Dans ce cadre, il convient de rappeler, en premier lieu, que, selon une jurisprudence constante, n’a ni la qualité d’assujetti à la TVA, au sens de l’article 4 de la sixième directive, ni de droit à déduction, selon l’article 17 de cette directive, une société dont l’objet unique est la prise de participations dans d’autres sociétés sans que celle-ci s’immisce directement ou indirectement dans la gestion de ces sociétés. En effet, la simple acquisition et la simple détention de parts sociales ne constituent pas, en elles-mêmes, une activité économique au sens de la sixième directive, conférant à son auteur la qualité d’assujetti, dès lors que la simple prise de participations financières dans d’autres entreprises ne saurait être regardée comme l’exploitation d’un bien visant à produire des recettes ayant un caractère de permanence. En effet, la perception d’un éventuel dividende, fruit de cette participation, résulte de la simple propriété du bien (arrêts du 5 juillet 2018, Marle Participations, C-320/17, EU:C:2018:537, points 27 et 28, ainsi que du 17 octobre 2018, Ryanair, C-249/17, EU:C:2018:834, point 16 et jurisprudence citée).

31

Il en va différemment lorsque la participation est accompagnée d’une immixtion directe ou indirecte dans la gestion des sociétés où s’est opérée la prise de participations, si celle-ci implique la mise en œuvre de transactions soumises à la TVA, telles que la fourniture de services administratifs, financiers, commerciaux et techniques, sans préjudice des droits que détient l’auteur des participations en sa qualité d’actionnaire ou d’associé (arrêts du 5 juillet 2018, Marle Participations, C-320/17, EU:C:2018:537, point 29, ainsi que du 17 octobre 2018, Ryanair, C-249/17, EU:C:2018:834, point 17 et jurisprudence citée).

32

Comme l’a relevé Mme l’avocate générale au point 30 de ses conclusions, une société holding mixte est une société qui, outre son activité de holding non économique qui consiste à détenir des participations dans d’autres sociétés et n’est pas soumise à la TVA, exerce également une activité économique. Selon la jurisprudence, une société holding mixte qui détient non seulement des participations dans des sociétés, mais qui fournit également à certaines de ces sociétés des prestations de services à titre onéreux, soumises à la TVA, est elle aussi, à cet égard, un assujetti qui bénéficie d’un droit, toutefois uniquement proportionnel, à déduction de la taxe payée en amont (voir, en ce sens, arrêts du 27 septembre 2001, Cibo Participations, C-16/00, EU:C:2001:495, point 22, et du 13 mars 2008, Securenta, C-437/06, EU:C:2008:166, point 31).

33

Par ailleurs, étant donné que les activités économiques au sens de la sixième directive peuvent consister en plusieurs actes consécutifs, les activités préparatoires doivent déjà être imputées aux activités économiques. Ainsi, toute personne qui a l’intention, confirmée par des éléments objectifs, de commencer de façon indépendante une activité économique et qui effectue les premières dépenses d’investissement à ces fins doit être considérée comme étant un assujetti (arrêt du 17 octobre 2018, Ryanair, C-249/17, EU:C:2018:834, point 18 et jurisprudence citée).

————

◆ **Consigne**: Reproduisez le passage du texte sur la TVA des sociétés holding, en commençant par « Il en va différemment » et en poursuivant jusqu'à « point 17 et jurisprudence citée). ».

————

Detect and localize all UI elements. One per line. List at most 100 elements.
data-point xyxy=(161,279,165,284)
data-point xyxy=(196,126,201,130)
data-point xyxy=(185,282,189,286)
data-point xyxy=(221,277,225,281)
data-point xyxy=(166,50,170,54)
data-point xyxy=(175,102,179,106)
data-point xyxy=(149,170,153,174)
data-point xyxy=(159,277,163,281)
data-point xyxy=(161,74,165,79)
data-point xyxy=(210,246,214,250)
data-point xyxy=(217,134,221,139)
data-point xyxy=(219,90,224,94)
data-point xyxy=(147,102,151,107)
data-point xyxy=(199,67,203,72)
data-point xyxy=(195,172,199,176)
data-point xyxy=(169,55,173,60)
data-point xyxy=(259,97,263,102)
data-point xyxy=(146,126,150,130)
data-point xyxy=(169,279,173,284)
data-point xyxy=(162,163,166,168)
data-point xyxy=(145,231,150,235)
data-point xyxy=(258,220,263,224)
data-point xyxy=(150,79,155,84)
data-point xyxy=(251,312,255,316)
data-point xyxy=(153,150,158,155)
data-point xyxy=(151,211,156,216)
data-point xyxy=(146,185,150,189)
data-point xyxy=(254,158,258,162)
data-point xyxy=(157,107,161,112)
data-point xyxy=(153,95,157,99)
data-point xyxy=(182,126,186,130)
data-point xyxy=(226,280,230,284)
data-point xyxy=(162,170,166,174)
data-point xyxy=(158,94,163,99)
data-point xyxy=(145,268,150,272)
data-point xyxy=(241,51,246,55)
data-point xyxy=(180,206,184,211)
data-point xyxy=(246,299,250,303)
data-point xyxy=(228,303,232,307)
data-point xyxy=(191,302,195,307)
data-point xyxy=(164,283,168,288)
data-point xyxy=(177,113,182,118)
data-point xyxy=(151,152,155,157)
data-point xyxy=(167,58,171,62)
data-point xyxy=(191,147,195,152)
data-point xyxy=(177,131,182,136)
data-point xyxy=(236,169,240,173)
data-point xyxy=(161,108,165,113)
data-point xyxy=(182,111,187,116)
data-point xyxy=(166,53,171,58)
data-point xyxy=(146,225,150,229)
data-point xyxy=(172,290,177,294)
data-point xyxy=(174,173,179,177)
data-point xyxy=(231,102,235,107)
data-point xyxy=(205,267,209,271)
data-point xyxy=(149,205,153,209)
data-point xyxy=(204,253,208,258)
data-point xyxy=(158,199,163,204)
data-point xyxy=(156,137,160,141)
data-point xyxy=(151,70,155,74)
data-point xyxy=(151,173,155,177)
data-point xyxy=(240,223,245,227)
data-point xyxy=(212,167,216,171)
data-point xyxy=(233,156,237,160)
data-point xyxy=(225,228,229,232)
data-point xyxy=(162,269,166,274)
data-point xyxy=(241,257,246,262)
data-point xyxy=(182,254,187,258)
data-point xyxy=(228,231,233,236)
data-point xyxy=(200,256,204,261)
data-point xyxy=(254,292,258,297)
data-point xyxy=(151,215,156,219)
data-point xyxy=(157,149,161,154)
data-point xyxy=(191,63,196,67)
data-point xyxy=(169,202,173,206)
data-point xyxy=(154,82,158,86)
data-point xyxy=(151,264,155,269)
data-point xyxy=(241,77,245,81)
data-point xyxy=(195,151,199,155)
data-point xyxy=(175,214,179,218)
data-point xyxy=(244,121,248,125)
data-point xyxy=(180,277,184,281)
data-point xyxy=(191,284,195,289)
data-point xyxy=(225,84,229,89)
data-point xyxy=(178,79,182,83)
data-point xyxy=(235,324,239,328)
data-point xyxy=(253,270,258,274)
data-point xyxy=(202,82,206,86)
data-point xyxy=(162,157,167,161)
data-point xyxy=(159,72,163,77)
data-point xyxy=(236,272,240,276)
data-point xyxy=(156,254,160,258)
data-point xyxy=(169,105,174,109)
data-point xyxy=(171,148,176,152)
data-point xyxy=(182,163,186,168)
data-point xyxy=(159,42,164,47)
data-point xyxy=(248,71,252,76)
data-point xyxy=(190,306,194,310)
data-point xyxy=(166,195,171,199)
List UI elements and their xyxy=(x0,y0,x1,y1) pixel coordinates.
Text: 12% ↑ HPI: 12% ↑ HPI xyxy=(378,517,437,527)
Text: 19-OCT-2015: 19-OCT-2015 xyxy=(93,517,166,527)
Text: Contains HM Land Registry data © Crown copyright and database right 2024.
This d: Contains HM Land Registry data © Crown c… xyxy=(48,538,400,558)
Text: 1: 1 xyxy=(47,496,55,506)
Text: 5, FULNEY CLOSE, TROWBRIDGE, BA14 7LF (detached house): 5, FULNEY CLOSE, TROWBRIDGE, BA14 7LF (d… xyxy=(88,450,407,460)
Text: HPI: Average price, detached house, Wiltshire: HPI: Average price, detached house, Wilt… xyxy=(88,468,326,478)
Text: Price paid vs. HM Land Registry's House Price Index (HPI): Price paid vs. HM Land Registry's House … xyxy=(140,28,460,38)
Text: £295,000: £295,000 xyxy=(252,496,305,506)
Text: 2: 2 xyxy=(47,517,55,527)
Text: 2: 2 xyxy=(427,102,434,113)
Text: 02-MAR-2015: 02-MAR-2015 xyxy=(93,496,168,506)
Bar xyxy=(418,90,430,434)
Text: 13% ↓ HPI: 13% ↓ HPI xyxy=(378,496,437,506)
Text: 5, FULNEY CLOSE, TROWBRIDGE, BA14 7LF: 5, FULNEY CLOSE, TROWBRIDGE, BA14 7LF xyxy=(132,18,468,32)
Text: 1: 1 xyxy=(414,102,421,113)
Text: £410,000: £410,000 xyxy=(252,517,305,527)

————

◆ **Réponse attendue**:
Il en va différemment lorsque la participation est accompagnée d’une immixtion directe ou indirecte dans la gestion des sociétés où s’est opérée la prise de participations, si celle-ci implique la mise en œuvre de transactions soumises à la TVA, telles que la fourniture de services administratifs, financiers, commerciaux et techniques, sans préjudice des droits que détient l’auteur des participations en sa qualité d’actionnaire ou d’associé (arrêts du 5 juillet 2018, Marle Participations, C-320/17, EU:C:2018:537, point 29, ainsi que du 17 octobre 2018, Ryanair, C-249/17, EU:C:2018:834, point 17 et jurisprudence citée).